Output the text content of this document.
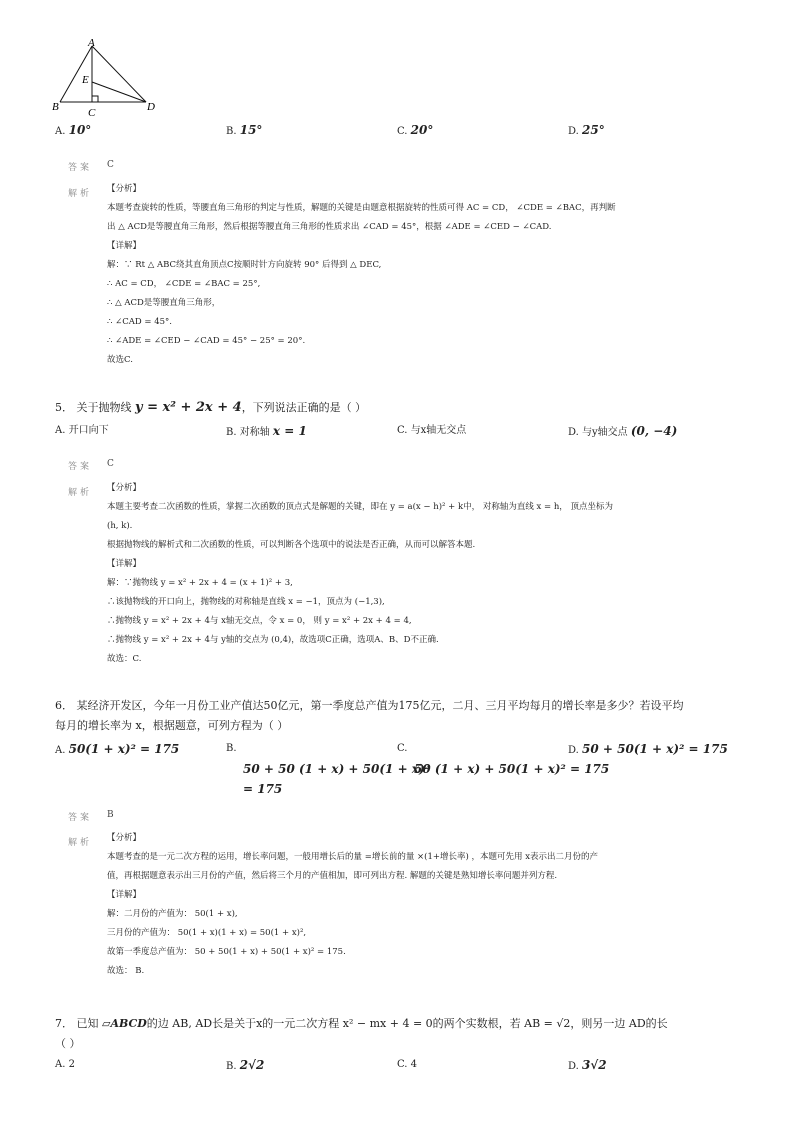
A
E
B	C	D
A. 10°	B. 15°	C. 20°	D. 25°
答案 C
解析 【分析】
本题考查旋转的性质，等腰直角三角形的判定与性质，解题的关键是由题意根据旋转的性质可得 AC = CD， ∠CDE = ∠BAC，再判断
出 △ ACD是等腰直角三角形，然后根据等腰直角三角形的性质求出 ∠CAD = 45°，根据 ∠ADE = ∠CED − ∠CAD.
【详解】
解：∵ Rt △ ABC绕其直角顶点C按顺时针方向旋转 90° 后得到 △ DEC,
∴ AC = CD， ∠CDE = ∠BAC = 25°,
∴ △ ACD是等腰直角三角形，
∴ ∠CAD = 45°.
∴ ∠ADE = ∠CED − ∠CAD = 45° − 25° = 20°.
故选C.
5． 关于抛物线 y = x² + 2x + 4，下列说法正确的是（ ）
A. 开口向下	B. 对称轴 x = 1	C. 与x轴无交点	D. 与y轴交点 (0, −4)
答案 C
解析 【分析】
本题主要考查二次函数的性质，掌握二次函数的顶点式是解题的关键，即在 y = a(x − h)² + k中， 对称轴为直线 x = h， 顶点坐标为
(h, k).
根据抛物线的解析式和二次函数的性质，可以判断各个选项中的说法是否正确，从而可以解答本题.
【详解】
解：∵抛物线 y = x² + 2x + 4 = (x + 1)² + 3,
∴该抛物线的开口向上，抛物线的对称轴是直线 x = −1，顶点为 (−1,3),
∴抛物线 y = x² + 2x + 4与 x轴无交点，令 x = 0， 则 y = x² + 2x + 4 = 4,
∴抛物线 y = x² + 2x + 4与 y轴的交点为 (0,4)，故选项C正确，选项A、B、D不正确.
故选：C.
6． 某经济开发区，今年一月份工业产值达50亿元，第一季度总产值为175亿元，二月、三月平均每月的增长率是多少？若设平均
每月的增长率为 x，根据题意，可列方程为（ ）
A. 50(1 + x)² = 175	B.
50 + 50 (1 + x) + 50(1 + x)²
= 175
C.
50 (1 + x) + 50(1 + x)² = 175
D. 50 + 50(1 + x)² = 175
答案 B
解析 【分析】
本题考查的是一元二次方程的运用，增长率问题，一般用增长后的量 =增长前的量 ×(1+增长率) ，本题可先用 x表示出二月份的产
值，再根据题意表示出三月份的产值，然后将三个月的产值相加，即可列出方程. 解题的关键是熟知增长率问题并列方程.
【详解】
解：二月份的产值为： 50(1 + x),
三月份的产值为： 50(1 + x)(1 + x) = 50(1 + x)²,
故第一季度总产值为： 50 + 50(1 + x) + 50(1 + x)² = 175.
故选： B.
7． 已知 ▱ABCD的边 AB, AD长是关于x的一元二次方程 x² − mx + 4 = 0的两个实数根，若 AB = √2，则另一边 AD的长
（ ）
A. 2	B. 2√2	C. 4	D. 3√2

_What to work on:_ Check all the records above and select each line where the string "ACD是等腰直角三角形" is found.

_Full answer:_
出 △ ACD是等腰直角三角形，然后根据等腰直角三角形的性质求出 ∠CAD = 45°，根据 ∠ADE = ∠CED − ∠CAD.
∴ △ ACD是等腰直角三角形，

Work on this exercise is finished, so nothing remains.